[Entries taken from a collection]
[Start]

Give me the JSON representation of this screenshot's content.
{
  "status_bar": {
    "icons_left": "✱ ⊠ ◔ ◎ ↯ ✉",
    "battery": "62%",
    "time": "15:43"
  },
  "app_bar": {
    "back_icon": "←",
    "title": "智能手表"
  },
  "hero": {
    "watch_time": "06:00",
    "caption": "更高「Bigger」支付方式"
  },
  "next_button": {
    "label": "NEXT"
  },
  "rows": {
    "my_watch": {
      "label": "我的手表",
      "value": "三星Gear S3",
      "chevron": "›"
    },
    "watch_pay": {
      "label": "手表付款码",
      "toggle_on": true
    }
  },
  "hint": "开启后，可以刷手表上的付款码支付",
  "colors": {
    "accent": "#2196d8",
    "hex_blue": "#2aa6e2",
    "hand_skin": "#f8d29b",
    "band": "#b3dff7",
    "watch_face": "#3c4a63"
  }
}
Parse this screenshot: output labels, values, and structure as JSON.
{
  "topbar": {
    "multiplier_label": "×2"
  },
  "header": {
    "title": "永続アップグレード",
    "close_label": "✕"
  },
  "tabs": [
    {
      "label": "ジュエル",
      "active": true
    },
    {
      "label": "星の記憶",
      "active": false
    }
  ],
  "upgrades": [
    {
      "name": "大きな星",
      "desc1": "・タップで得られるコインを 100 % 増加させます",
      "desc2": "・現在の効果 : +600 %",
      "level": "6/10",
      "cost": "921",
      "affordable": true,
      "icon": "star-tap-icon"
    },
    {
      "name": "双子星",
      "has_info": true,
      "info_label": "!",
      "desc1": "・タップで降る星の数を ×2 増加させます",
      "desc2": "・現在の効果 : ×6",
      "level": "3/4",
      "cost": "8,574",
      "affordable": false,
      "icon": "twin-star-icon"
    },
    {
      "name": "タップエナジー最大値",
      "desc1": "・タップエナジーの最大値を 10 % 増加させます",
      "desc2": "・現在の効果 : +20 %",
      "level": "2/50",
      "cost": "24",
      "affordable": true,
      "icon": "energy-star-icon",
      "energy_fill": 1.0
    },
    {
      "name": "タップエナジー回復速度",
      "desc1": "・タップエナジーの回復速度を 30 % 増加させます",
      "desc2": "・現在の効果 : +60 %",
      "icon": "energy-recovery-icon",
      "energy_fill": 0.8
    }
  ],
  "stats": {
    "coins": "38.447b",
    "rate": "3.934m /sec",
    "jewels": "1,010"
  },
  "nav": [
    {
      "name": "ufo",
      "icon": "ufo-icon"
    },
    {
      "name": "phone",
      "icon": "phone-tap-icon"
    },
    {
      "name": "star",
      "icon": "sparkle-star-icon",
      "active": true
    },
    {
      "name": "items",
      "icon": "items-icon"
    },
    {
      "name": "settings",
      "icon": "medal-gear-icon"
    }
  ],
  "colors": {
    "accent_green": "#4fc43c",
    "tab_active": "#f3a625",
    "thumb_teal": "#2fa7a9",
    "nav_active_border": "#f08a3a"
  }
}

[End]

Find the lines containing "現在の効果" and pull them out.

*ANSWER FOR THE TASK*.
      "desc2": "・現在の効果 : +600 %",
      "desc2": "・現在の効果 : ×6",
      "desc2": "・現在の効果 : +20 %",
      "desc2": "・現在の効果 : +60 %",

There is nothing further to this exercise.